• [TO BE DONE]:
Quote the whole listing exactly. Leave the pictures out of your copy.

•••

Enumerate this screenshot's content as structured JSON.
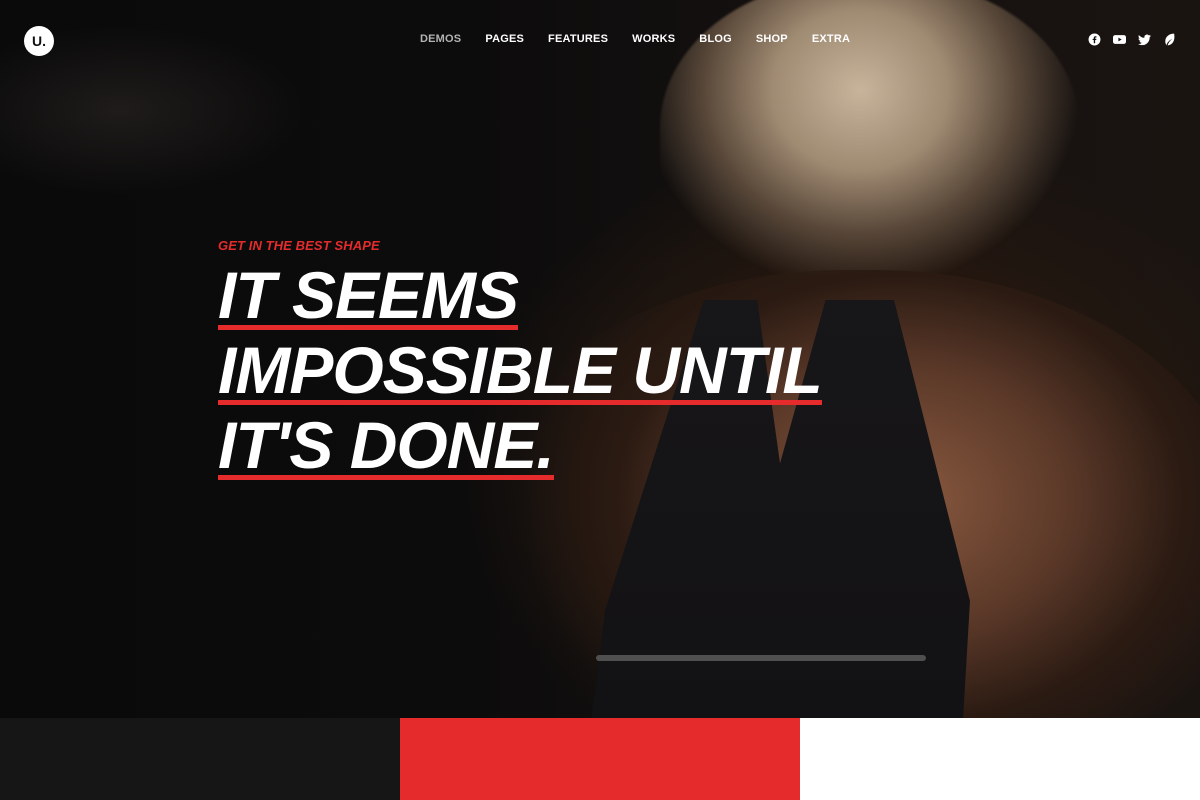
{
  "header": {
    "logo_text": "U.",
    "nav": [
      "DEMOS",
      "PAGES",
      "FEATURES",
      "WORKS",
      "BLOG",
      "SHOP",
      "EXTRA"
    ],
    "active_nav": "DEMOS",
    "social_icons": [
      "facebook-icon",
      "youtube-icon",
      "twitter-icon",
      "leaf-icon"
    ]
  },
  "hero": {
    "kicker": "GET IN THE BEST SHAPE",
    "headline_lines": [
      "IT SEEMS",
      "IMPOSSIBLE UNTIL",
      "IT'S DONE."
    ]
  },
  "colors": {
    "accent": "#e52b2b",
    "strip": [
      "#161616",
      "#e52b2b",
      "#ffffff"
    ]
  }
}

•••

• [SOLUTION FOR THIS PROBLEM]:
Enumerate this screenshot's content as structured JSON.
{
  "header": {
    "logo_text": "U.",
    "nav": [
      "DEMOS",
      "PAGES",
      "FEATURES",
      "WORKS",
      "BLOG",
      "SHOP",
      "EXTRA"
    ],
    "active_nav": "DEMOS",
    "social_icons": [
      "facebook-icon",
      "youtube-icon",
      "twitter-icon",
      "leaf-icon"
    ]
  },
  "hero": {
    "kicker": "GET IN THE BEST SHAPE",
    "headline_lines": [
      "IT SEEMS",
      "IMPOSSIBLE UNTIL",
      "IT'S DONE."
    ]
  },
  "colors": {
    "accent": "#e52b2b",
    "strip": [
      "#161616",
      "#e52b2b",
      "#ffffff"
    ]
  }
}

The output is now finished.